** start of RECORDS **

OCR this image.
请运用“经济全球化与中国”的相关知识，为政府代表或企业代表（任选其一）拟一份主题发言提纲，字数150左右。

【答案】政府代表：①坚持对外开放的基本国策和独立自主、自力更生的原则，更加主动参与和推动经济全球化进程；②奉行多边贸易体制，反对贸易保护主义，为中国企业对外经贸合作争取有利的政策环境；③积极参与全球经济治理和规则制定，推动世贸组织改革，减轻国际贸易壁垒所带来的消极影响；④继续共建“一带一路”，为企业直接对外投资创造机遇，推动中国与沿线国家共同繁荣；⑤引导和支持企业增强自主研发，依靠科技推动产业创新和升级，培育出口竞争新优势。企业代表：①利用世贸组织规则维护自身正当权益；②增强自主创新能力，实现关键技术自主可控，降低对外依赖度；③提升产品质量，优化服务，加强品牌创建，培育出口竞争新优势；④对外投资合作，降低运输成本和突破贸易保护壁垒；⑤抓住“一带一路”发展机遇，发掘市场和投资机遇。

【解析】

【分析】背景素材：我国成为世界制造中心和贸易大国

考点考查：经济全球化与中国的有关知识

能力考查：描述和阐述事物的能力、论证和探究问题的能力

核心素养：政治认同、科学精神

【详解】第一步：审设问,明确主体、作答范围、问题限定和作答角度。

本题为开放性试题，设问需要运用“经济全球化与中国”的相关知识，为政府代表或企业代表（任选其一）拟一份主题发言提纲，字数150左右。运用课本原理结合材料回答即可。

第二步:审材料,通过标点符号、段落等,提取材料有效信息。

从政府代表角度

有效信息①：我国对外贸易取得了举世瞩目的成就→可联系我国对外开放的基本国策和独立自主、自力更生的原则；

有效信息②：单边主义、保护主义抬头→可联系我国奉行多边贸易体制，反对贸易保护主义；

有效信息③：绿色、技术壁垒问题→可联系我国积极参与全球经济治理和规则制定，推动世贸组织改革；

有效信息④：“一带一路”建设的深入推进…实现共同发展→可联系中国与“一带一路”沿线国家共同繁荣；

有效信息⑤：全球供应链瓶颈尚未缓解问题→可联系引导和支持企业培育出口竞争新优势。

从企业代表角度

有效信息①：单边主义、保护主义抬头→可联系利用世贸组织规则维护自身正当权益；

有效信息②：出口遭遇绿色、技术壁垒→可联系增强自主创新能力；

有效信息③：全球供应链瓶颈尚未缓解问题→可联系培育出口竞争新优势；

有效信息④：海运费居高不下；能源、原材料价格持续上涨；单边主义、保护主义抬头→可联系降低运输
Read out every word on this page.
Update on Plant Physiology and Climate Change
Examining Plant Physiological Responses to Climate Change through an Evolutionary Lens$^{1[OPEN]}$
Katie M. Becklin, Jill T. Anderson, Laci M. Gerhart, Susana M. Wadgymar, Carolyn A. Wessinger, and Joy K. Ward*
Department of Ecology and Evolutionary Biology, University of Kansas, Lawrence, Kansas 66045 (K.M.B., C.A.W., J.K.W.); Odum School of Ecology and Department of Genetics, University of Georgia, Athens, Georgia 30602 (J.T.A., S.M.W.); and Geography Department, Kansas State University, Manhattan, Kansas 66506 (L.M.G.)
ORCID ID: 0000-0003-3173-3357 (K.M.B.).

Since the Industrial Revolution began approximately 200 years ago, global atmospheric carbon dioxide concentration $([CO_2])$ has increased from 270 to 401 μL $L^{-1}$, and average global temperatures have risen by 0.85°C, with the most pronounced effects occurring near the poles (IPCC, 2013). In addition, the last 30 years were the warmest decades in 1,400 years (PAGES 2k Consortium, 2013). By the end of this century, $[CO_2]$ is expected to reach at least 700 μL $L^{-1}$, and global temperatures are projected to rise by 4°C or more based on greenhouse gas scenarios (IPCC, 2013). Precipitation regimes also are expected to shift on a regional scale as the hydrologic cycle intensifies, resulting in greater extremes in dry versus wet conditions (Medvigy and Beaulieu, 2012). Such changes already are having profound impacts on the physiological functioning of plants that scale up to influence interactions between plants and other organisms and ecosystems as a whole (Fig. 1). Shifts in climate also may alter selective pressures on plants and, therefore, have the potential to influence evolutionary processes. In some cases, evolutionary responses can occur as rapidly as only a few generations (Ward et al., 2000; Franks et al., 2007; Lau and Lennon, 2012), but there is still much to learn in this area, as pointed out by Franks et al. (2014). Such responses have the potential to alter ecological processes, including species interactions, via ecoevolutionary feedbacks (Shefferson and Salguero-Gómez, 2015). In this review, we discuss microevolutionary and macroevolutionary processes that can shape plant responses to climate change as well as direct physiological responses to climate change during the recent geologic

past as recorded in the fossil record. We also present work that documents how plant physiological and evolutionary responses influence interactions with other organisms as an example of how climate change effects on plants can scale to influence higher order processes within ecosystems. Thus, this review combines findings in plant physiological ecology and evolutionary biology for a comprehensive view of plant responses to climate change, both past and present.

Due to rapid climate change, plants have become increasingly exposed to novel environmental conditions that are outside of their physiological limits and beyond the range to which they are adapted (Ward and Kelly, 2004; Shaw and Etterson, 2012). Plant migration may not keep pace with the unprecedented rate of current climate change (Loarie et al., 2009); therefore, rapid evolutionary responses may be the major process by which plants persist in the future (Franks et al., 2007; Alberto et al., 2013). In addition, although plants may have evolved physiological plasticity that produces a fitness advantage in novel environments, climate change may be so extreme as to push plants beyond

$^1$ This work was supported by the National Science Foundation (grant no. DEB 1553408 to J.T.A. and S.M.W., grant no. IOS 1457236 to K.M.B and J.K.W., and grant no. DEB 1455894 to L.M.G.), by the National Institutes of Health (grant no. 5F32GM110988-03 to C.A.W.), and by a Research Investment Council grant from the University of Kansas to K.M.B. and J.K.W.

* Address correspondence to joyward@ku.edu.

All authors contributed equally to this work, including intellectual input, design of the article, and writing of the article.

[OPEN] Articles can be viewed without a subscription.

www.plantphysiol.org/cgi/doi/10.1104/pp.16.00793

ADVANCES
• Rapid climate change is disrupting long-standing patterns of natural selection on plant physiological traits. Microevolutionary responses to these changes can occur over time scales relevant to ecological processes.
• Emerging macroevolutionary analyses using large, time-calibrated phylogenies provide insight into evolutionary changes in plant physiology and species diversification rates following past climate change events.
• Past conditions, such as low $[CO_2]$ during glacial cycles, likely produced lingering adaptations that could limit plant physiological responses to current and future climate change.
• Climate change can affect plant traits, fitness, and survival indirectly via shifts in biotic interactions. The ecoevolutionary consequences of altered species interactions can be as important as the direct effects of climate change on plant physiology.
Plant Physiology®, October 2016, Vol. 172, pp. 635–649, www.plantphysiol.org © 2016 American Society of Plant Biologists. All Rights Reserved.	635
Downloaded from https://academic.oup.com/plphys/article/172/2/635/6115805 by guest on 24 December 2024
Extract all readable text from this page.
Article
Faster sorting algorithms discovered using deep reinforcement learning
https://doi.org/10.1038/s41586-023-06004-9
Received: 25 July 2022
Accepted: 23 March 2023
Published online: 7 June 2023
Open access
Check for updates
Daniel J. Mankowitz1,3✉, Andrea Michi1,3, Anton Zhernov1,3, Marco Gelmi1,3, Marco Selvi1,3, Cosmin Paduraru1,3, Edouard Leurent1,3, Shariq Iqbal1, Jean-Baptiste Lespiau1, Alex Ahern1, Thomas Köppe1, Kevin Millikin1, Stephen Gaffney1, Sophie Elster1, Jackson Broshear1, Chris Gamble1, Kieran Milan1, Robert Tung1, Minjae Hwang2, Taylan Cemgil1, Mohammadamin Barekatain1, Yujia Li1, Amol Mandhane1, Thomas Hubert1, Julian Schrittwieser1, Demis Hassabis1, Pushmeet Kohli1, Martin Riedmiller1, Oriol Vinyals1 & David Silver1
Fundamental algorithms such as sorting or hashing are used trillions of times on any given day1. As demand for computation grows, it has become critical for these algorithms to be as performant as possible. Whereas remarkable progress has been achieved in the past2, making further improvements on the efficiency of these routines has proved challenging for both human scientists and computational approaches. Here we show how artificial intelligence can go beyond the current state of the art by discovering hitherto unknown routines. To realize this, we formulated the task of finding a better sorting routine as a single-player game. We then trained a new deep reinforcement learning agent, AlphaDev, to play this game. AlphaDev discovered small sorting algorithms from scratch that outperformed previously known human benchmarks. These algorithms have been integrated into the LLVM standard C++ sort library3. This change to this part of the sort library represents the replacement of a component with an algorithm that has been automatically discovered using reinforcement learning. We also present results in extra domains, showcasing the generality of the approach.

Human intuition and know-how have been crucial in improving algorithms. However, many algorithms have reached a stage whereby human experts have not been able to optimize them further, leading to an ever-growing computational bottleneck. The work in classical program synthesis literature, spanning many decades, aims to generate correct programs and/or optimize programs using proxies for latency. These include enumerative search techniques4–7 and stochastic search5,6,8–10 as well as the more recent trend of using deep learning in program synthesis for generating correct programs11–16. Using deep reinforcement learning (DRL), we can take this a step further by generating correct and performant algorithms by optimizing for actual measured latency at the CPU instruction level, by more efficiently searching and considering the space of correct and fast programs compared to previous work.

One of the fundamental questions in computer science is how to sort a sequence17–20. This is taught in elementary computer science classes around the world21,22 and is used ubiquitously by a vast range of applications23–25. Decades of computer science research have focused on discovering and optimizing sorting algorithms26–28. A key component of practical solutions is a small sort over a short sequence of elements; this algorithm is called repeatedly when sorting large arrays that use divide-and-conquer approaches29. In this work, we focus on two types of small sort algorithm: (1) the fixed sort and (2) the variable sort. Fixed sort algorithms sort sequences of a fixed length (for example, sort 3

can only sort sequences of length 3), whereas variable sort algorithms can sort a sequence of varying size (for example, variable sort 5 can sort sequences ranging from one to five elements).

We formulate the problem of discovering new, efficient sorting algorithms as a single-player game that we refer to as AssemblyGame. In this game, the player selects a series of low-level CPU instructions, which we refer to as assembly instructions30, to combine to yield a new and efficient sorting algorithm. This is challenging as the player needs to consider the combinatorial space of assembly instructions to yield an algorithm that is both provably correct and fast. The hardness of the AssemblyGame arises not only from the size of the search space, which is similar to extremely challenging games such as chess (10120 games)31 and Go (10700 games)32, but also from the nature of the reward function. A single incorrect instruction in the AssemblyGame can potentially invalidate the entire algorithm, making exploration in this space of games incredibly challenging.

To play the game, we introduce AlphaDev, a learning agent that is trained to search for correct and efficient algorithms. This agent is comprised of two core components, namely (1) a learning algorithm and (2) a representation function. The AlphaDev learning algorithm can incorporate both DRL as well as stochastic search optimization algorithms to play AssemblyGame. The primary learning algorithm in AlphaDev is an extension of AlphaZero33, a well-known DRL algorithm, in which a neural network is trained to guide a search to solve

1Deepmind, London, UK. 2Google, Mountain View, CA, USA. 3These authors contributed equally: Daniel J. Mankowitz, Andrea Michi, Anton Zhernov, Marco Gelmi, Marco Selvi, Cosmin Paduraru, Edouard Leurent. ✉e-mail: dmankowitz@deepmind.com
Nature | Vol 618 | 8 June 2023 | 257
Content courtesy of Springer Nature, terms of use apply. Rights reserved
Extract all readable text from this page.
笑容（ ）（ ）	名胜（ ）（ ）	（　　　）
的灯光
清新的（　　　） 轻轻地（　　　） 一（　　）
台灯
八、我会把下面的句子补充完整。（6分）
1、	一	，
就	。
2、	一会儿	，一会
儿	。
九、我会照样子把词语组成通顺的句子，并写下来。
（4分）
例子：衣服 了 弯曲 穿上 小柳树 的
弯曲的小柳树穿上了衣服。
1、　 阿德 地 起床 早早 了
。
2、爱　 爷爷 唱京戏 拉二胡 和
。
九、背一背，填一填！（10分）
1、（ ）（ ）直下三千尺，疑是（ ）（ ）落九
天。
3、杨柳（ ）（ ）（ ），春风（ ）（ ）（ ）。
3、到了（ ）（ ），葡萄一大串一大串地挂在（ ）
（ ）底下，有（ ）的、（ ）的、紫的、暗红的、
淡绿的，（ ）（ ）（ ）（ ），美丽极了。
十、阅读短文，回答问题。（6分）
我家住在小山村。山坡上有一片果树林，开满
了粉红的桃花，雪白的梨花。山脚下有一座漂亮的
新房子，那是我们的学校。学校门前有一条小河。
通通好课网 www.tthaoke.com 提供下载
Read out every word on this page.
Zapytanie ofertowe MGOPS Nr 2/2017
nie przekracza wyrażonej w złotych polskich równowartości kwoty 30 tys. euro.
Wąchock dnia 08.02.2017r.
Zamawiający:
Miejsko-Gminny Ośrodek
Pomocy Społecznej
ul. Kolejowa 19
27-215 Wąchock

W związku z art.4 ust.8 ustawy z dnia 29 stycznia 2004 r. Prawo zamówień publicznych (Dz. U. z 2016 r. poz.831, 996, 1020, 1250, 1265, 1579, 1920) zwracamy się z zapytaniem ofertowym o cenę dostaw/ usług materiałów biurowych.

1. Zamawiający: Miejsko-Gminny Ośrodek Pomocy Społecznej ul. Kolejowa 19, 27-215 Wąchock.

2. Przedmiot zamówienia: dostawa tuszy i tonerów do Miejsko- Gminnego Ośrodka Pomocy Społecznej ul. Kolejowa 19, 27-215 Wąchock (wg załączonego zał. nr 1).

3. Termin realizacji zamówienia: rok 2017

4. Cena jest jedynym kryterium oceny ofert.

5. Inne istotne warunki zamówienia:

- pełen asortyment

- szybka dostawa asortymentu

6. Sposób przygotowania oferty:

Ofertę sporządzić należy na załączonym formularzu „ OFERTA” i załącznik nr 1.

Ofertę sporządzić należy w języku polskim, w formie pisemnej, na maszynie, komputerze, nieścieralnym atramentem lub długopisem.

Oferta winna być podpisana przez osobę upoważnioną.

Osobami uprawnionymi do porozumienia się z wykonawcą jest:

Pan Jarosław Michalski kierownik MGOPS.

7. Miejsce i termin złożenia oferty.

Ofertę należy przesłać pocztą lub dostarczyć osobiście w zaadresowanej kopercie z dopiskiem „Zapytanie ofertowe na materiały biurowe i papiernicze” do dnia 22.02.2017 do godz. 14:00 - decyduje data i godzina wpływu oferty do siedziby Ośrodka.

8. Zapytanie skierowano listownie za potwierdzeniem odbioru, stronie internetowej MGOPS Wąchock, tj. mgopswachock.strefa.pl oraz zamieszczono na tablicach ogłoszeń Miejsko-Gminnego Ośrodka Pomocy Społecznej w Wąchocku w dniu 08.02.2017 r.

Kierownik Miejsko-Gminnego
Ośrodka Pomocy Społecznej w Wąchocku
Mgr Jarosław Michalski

** end of RECORDS **

REQUIREMENT: List every line in the records above that contains the word "Kansas".

RIGHT ANSWER:
Department of Ecology and Evolutionary Biology, University of Kansas, Lawrence, Kansas 66045 (K.M.B., C.A.W., J.K.W.); Odum School of Ecology and Department of Genetics, University of Georgia, Athens, Georgia 30602 (J.T.A., S.M.W.); and Geography Department, Kansas State University, Manhattan, Kansas 66506 (L.M.G.)
$^1$ This work was supported by the National Science Foundation (grant no. DEB 1553408 to J.T.A. and S.M.W., grant no. IOS 1457236 to K.M.B and J.K.W., and grant no. DEB 1455894 to L.M.G.), by the National Institutes of Health (grant no. 5F32GM110988-03 to C.A.W.), and by a Research Investment Council grant from the University of Kansas to K.M.B. and J.K.W.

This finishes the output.